Stored data
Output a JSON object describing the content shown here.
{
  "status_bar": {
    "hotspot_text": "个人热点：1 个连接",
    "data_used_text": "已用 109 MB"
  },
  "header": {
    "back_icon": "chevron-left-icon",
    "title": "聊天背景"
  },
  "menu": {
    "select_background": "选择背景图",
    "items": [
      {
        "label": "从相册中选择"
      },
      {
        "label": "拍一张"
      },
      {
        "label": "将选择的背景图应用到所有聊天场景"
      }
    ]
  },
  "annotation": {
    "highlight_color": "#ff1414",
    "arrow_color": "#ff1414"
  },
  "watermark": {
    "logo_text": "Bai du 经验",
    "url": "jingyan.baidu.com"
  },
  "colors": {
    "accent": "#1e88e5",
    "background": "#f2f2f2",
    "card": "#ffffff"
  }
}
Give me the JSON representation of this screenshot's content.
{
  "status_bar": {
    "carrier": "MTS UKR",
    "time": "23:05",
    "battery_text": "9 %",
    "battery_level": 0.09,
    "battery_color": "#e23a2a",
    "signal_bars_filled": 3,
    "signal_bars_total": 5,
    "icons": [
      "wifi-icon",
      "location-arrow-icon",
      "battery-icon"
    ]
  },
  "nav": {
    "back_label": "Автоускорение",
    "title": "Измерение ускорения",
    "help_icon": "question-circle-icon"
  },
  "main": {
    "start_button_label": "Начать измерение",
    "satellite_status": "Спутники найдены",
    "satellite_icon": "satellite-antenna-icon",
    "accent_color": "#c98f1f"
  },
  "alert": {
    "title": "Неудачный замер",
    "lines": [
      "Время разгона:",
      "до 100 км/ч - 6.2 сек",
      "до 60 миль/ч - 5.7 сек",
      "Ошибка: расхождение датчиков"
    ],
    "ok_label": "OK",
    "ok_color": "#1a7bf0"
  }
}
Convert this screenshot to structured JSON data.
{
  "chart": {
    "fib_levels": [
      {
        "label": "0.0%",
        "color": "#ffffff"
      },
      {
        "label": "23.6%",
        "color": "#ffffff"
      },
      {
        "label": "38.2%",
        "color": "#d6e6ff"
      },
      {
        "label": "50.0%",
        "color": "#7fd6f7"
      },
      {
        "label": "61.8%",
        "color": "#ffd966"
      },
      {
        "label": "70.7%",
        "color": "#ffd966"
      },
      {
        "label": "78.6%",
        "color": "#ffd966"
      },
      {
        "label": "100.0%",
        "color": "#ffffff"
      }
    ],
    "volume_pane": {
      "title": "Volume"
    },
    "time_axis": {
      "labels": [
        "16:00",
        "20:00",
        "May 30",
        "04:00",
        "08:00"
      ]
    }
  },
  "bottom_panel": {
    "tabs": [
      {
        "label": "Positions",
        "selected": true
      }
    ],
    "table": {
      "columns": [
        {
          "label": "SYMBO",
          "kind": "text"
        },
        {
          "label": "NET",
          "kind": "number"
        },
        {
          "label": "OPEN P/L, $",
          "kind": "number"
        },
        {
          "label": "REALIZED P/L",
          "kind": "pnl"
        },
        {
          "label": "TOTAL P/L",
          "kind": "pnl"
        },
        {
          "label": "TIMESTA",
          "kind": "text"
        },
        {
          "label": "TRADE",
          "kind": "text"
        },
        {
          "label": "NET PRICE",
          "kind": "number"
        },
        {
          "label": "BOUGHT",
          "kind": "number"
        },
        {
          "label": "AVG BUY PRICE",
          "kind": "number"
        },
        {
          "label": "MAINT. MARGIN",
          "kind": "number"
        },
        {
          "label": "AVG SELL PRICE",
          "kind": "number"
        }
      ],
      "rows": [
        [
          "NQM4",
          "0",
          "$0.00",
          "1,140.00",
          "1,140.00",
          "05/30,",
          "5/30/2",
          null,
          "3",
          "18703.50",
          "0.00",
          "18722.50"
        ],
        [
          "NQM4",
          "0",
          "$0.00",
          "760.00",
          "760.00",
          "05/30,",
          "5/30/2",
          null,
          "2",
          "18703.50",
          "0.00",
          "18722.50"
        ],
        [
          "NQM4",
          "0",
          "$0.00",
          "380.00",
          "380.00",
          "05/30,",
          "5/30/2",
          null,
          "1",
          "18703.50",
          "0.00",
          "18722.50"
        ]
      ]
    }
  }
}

Do this:
Retype the whole listing, matching it exactly.

Solved exercise:
Output a JSON object describing the content shown here.
{
  "status_bar": {
    "hotspot_text": "个人热点：1 个连接",
    "data_used_text": "已用 109 MB"
  },
  "header": {
    "back_icon": "chevron-left-icon",
    "title": "聊天背景"
  },
  "menu": {
    "select_background": "选择背景图",
    "items": [
      {
        "label": "从相册中选择"
      },
      {
        "label": "拍一张"
      },
      {
        "label": "将选择的背景图应用到所有聊天场景"
      }
    ]
  },
  "annotation": {
    "highlight_color": "#ff1414",
    "arrow_color": "#ff1414"
  },
  "watermark": {
    "logo_text": "Bai du 经验",
    "url": "jingyan.baidu.com"
  },
  "colors": {
    "accent": "#1e88e5",
    "background": "#f2f2f2",
    "card": "#ffffff"
  }
}
Give me the JSON representation of this screenshot's content.
{
  "status_bar": {
    "carrier": "MTS UKR",
    "time": "23:05",
    "battery_text": "9 %",
    "battery_level": 0.09,
    "battery_color": "#e23a2a",
    "signal_bars_filled": 3,
    "signal_bars_total": 5,
    "icons": [
      "wifi-icon",
      "location-arrow-icon",
      "battery-icon"
    ]
  },
  "nav": {
    "back_label": "Автоускорение",
    "title": "Измерение ускорения",
    "help_icon": "question-circle-icon"
  },
  "main": {
    "start_button_label": "Начать измерение",
    "satellite_status": "Спутники найдены",
    "satellite_icon": "satellite-antenna-icon",
    "accent_color": "#c98f1f"
  },
  "alert": {
    "title": "Неудачный замер",
    "lines": [
      "Время разгона:",
      "до 100 км/ч - 6.2 сек",
      "до 60 миль/ч - 5.7 сек",
      "Ошибка: расхождение датчиков"
    ],
    "ok_label": "OK",
    "ok_color": "#1a7bf0"
  }
}
Convert this screenshot to structured JSON data.
{
  "chart": {
    "fib_levels": [
      {
        "label": "0.0%",
        "color": "#ffffff"
      },
      {
        "label": "23.6%",
        "color": "#ffffff"
      },
      {
        "label": "38.2%",
        "color": "#d6e6ff"
      },
      {
        "label": "50.0%",
        "color": "#7fd6f7"
      },
      {
        "label": "61.8%",
        "color": "#ffd966"
      },
      {
        "label": "70.7%",
        "color": "#ffd966"
      },
      {
        "label": "78.6%",
        "color": "#ffd966"
      },
      {
        "label": "100.0%",
        "color": "#ffffff"
      }
    ],
    "volume_pane": {
      "title": "Volume"
    },
    "time_axis": {
      "labels": [
        "16:00",
        "20:00",
        "May 30",
        "04:00",
        "08:00"
      ]
    }
  },
  "bottom_panel": {
    "tabs": [
      {
        "label": "Positions",
        "selected": true
      }
    ],
    "table": {
      "columns": [
        {
          "label": "SYMBO",
          "kind": "text"
        },
        {
          "label": "NET",
          "kind": "number"
        },
        {
          "label": "OPEN P/L, $",
          "kind": "number"
        },
        {
          "label": "REALIZED P/L",
          "kind": "pnl"
        },
        {
          "label": "TOTAL P/L",
          "kind": "pnl"
        },
        {
          "label": "TIMESTA",
          "kind": "text"
        },
        {
          "label": "TRADE",
          "kind": "text"
        },
        {
          "label": "NET PRICE",
          "kind": "number"
        },
        {
          "label": "BOUGHT",
          "kind": "number"
        },
        {
          "label": "AVG BUY PRICE",
          "kind": "number"
        },
        {
          "label": "MAINT. MARGIN",
          "kind": "number"
        },
        {
          "label": "AVG SELL PRICE",
          "kind": "number"
        }
      ],
      "rows": [
        [
          "NQM4",
          "0",
          "$0.00",
          "1,140.00",
          "1,140.00",
          "05/30,",
          "5/30/2",
          null,
          "3",
          "18703.50",
          "0.00",
          "18722.50"
        ],
        [
          "NQM4",
          "0",
          "$0.00",
          "760.00",
          "760.00",
          "05/30,",
          "5/30/2",
          null,
          "2",
          "18703.50",
          "0.00",
          "18722.50"
        ],
        [
          "NQM4",
          "0",
          "$0.00",
          "380.00",
          "380.00",
          "05/30,",
          "5/30/2",
          null,
          "1",
          "18703.50",
          "0.00",
          "18722.50"
        ]
      ]
    }
  }
}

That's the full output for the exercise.